*Entries supplied:*
+ + + +
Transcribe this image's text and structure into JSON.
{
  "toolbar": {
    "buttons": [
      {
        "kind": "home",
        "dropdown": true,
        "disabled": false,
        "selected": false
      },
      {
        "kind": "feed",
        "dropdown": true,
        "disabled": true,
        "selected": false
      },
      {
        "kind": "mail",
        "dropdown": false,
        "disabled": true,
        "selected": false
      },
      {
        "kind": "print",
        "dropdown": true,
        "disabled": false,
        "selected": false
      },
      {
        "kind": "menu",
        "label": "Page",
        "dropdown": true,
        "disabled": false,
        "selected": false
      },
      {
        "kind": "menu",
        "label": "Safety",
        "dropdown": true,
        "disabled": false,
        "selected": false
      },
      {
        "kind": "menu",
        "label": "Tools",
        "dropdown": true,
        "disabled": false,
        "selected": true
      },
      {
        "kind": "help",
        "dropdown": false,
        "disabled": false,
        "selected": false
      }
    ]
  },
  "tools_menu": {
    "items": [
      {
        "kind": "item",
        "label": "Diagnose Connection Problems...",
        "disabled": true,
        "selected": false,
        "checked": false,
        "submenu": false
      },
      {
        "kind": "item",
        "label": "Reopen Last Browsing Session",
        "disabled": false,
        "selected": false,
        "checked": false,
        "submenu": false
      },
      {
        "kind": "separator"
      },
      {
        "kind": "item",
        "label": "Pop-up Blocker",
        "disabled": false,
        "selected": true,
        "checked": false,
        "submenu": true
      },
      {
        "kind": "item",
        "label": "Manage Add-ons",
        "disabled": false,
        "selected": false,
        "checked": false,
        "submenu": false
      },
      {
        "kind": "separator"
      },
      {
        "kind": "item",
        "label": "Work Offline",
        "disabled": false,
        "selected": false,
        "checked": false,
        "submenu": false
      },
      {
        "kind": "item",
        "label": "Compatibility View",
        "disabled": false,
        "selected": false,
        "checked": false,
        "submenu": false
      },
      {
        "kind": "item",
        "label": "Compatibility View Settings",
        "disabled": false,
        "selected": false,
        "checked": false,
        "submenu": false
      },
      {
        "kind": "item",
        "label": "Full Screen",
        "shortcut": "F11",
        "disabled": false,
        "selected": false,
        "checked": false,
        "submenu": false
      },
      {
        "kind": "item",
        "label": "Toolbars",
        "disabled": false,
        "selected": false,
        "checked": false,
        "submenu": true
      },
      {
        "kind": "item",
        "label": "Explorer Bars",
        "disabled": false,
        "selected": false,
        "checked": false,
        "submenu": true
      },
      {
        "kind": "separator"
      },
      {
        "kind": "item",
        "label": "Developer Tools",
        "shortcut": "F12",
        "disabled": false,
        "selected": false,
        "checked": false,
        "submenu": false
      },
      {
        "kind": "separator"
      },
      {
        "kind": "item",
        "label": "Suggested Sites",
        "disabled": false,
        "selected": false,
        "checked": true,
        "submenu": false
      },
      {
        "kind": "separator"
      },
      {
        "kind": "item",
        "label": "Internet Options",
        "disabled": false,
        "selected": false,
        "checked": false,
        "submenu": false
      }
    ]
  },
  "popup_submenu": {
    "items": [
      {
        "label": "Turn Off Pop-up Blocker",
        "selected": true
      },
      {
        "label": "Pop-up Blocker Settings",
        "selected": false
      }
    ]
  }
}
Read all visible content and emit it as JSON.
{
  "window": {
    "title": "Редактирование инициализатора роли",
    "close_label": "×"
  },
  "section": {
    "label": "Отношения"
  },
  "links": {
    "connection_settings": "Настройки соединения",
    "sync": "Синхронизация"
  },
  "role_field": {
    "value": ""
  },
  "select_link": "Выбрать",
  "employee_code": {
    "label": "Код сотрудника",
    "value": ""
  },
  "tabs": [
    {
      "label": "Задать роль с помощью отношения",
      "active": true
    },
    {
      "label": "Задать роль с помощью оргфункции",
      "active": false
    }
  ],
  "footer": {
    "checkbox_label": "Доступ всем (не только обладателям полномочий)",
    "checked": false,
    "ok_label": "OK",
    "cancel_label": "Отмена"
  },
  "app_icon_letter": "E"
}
+ + + +
*What to produce:* Go through the entries and repeat each one exactly.

*Result of this task:*
Transcribe this image's text and structure into JSON.
{
  "toolbar": {
    "buttons": [
      {
        "kind": "home",
        "dropdown": true,
        "disabled": false,
        "selected": false
      },
      {
        "kind": "feed",
        "dropdown": true,
        "disabled": true,
        "selected": false
      },
      {
        "kind": "mail",
        "dropdown": false,
        "disabled": true,
        "selected": false
      },
      {
        "kind": "print",
        "dropdown": true,
        "disabled": false,
        "selected": false
      },
      {
        "kind": "menu",
        "label": "Page",
        "dropdown": true,
        "disabled": false,
        "selected": false
      },
      {
        "kind": "menu",
        "label": "Safety",
        "dropdown": true,
        "disabled": false,
        "selected": false
      },
      {
        "kind": "menu",
        "label": "Tools",
        "dropdown": true,
        "disabled": false,
        "selected": true
      },
      {
        "kind": "help",
        "dropdown": false,
        "disabled": false,
        "selected": false
      }
    ]
  },
  "tools_menu": {
    "items": [
      {
        "kind": "item",
        "label": "Diagnose Connection Problems...",
        "disabled": true,
        "selected": false,
        "checked": false,
        "submenu": false
      },
      {
        "kind": "item",
        "label": "Reopen Last Browsing Session",
        "disabled": false,
        "selected": false,
        "checked": false,
        "submenu": false
      },
      {
        "kind": "separator"
      },
      {
        "kind": "item",
        "label": "Pop-up Blocker",
        "disabled": false,
        "selected": true,
        "checked": false,
        "submenu": true
      },
      {
        "kind": "item",
        "label": "Manage Add-ons",
        "disabled": false,
        "selected": false,
        "checked": false,
        "submenu": false
      },
      {
        "kind": "separator"
      },
      {
        "kind": "item",
        "label": "Work Offline",
        "disabled": false,
        "selected": false,
        "checked": false,
        "submenu": false
      },
      {
        "kind": "item",
        "label": "Compatibility View",
        "disabled": false,
        "selected": false,
        "checked": false,
        "submenu": false
      },
      {
        "kind": "item",
        "label": "Compatibility View Settings",
        "disabled": false,
        "selected": false,
        "checked": false,
        "submenu": false
      },
      {
        "kind": "item",
        "label": "Full Screen",
        "shortcut": "F11",
        "disabled": false,
        "selected": false,
        "checked": false,
        "submenu": false
      },
      {
        "kind": "item",
        "label": "Toolbars",
        "disabled": false,
        "selected": false,
        "checked": false,
        "submenu": true
      },
      {
        "kind": "item",
        "label": "Explorer Bars",
        "disabled": false,
        "selected": false,
        "checked": false,
        "submenu": true
      },
      {
        "kind": "separator"
      },
      {
        "kind": "item",
        "label": "Developer Tools",
        "shortcut": "F12",
        "disabled": false,
        "selected": false,
        "checked": false,
        "submenu": false
      },
      {
        "kind": "separator"
      },
      {
        "kind": "item",
        "label": "Suggested Sites",
        "disabled": false,
        "selected": false,
        "checked": true,
        "submenu": false
      },
      {
        "kind": "separator"
      },
      {
        "kind": "item",
        "label": "Internet Options",
        "disabled": false,
        "selected": false,
        "checked": false,
        "submenu": false
      }
    ]
  },
  "popup_submenu": {
    "items": [
      {
        "label": "Turn Off Pop-up Blocker",
        "selected": true
      },
      {
        "label": "Pop-up Blocker Settings",
        "selected": false
      }
    ]
  }
}
Read all visible content and emit it as JSON.
{
  "window": {
    "title": "Редактирование инициализатора роли",
    "close_label": "×"
  },
  "section": {
    "label": "Отношения"
  },
  "links": {
    "connection_settings": "Настройки соединения",
    "sync": "Синхронизация"
  },
  "role_field": {
    "value": ""
  },
  "select_link": "Выбрать",
  "employee_code": {
    "label": "Код сотрудника",
    "value": ""
  },
  "tabs": [
    {
      "label": "Задать роль с помощью отношения",
      "active": true
    },
    {
      "label": "Задать роль с помощью оргфункции",
      "active": false
    }
  ],
  "footer": {
    "checkbox_label": "Доступ всем (не только обладателям полномочий)",
    "checked": false,
    "ok_label": "OK",
    "cancel_label": "Отмена"
  },
  "app_icon_letter": "E"
}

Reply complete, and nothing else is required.